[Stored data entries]
============
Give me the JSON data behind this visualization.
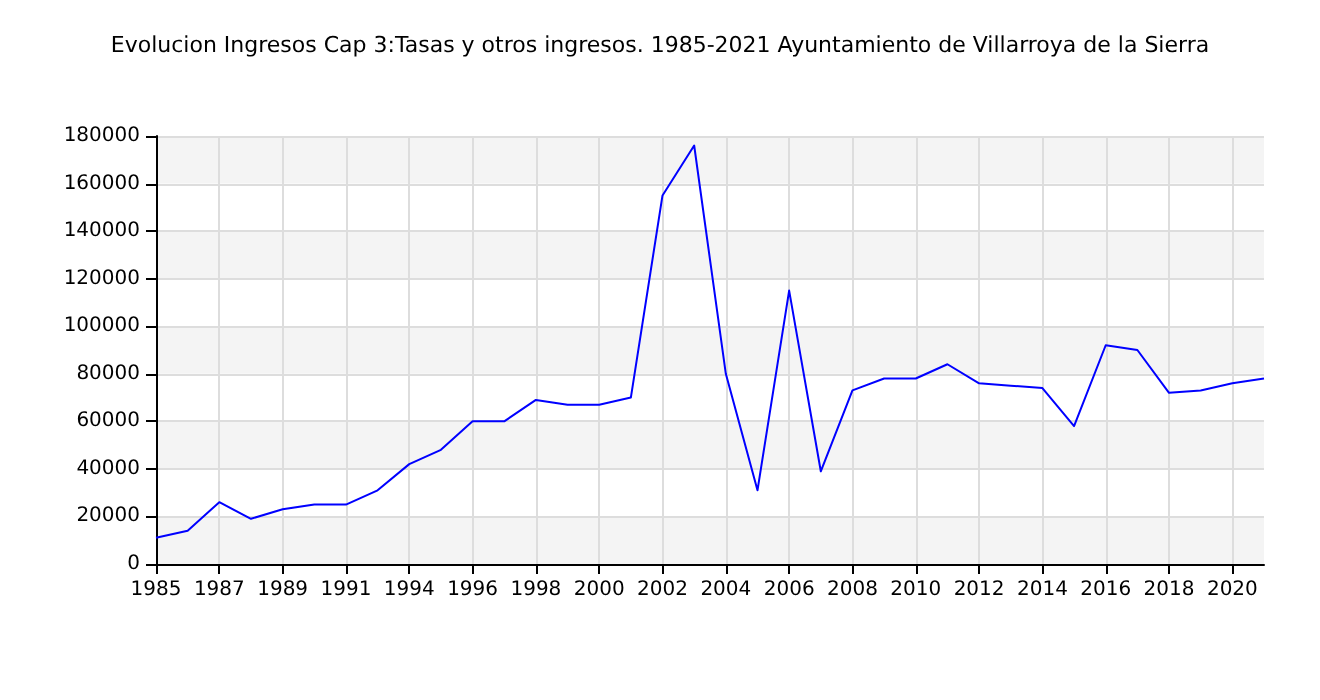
{
  "chart_data": {
    "type": "line",
    "title": "Evolucion Ingresos Cap 3:Tasas y otros ingresos. 1985-2021 Ayuntamiento de Villarroya de la Sierra",
    "categories": [
      "1985",
      null,
      "1987",
      null,
      "1989",
      null,
      "1991",
      null,
      "1994",
      null,
      "1996",
      null,
      "1998",
      null,
      "2000",
      null,
      "2002",
      null,
      "2004",
      null,
      "2006",
      null,
      "2008",
      null,
      "2010",
      null,
      "2012",
      null,
      "2014",
      null,
      "2016",
      null,
      "2018",
      null,
      "2020",
      null
    ],
    "series": [
      {
        "color": "#0000ff",
        "values": [
          11000,
          14000,
          26000,
          19000,
          23000,
          25000,
          25000,
          31000,
          42000,
          48000,
          60000,
          60000,
          69000,
          67000,
          67000,
          70000,
          155000,
          176000,
          80000,
          31000,
          115000,
          39000,
          73000,
          78000,
          78000,
          84000,
          76000,
          75000,
          74000,
          58000,
          92000,
          90000,
          72000,
          73000,
          76000,
          78000
        ]
      }
    ],
    "ylim": [
      0,
      180000
    ],
    "yticks": [
      0,
      20000,
      40000,
      60000,
      80000,
      100000,
      120000,
      140000,
      160000,
      180000
    ],
    "grid": true
  }
}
============
▶ WHAT TO DO:
Print the entries above exactly, taking out only the pictures.

▶ RESPONSE:
Give me the JSON data behind this visualization.
{
  "chart_data": {
    "type": "line",
    "title": "Evolucion Ingresos Cap 3:Tasas y otros ingresos. 1985-2021 Ayuntamiento de Villarroya de la Sierra",
    "categories": [
      "1985",
      null,
      "1987",
      null,
      "1989",
      null,
      "1991",
      null,
      "1994",
      null,
      "1996",
      null,
      "1998",
      null,
      "2000",
      null,
      "2002",
      null,
      "2004",
      null,
      "2006",
      null,
      "2008",
      null,
      "2010",
      null,
      "2012",
      null,
      "2014",
      null,
      "2016",
      null,
      "2018",
      null,
      "2020",
      null
    ],
    "series": [
      {
        "color": "#0000ff",
        "values": [
          11000,
          14000,
          26000,
          19000,
          23000,
          25000,
          25000,
          31000,
          42000,
          48000,
          60000,
          60000,
          69000,
          67000,
          67000,
          70000,
          155000,
          176000,
          80000,
          31000,
          115000,
          39000,
          73000,
          78000,
          78000,
          84000,
          76000,
          75000,
          74000,
          58000,
          92000,
          90000,
          72000,
          73000,
          76000,
          78000
        ]
      }
    ],
    "ylim": [
      0,
      180000
    ],
    "yticks": [
      0,
      20000,
      40000,
      60000,
      80000,
      100000,
      120000,
      140000,
      160000,
      180000
    ],
    "grid": true
  }
}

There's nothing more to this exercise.